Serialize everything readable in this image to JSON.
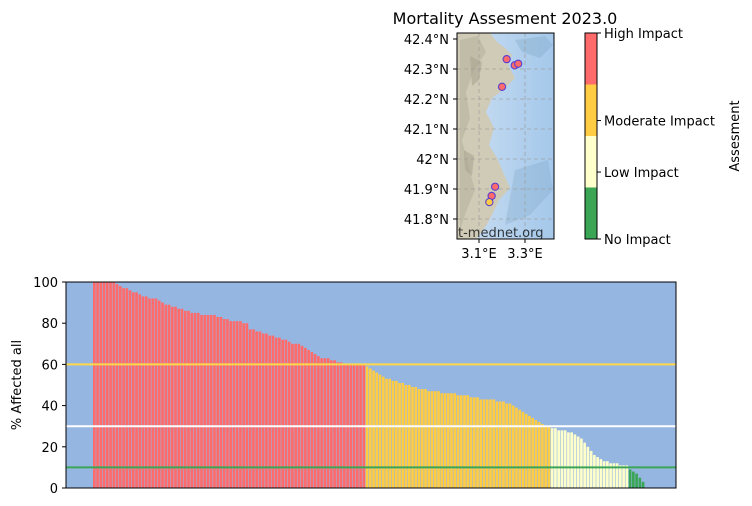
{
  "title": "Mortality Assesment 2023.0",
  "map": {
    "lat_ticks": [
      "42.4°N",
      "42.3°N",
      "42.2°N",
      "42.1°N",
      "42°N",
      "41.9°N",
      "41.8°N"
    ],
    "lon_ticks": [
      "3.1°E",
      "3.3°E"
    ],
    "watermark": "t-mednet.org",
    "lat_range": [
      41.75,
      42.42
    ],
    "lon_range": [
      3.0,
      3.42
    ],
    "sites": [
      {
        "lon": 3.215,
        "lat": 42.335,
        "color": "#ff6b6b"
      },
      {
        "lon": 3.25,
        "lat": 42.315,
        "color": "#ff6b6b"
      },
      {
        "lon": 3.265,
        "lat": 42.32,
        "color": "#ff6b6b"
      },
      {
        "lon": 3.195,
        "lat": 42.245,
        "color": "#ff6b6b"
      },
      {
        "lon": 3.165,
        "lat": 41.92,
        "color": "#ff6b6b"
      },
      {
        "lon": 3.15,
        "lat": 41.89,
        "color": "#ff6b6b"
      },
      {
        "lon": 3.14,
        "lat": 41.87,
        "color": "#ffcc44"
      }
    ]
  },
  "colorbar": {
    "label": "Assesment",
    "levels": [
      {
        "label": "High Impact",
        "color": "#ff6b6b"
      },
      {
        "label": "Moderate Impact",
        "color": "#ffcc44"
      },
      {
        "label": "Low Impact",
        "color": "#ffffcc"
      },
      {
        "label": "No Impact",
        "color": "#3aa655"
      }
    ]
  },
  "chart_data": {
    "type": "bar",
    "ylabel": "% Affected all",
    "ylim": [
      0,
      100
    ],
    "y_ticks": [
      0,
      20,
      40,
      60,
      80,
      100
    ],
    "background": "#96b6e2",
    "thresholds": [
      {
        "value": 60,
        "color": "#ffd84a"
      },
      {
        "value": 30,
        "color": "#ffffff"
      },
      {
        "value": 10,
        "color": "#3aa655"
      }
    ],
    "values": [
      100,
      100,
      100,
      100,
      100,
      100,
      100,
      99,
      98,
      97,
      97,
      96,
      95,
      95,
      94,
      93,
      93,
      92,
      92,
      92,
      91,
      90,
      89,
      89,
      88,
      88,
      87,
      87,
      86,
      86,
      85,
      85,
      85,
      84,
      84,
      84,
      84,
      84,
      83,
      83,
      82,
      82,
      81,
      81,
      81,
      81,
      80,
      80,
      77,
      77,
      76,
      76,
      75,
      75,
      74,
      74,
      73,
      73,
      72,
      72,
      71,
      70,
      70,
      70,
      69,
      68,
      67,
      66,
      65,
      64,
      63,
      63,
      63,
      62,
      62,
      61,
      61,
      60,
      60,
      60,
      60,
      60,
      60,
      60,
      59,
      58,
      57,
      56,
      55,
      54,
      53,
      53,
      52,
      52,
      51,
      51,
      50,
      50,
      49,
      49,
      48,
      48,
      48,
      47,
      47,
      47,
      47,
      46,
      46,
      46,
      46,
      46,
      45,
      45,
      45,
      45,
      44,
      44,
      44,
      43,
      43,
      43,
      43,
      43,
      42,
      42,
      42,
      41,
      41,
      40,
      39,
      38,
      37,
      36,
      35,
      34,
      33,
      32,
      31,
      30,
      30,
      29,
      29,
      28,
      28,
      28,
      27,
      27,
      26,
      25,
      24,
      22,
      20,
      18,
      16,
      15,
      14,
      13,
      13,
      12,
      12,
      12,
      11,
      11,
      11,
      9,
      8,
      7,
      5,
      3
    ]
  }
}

• **GIVEN EXERCISE**:
Collect the lines of the records that include the string "Assesment".

• **EXERCISE SOLUTION**:
  "title": "Mortality Assesment 2023.0",
    "label": "Assesment",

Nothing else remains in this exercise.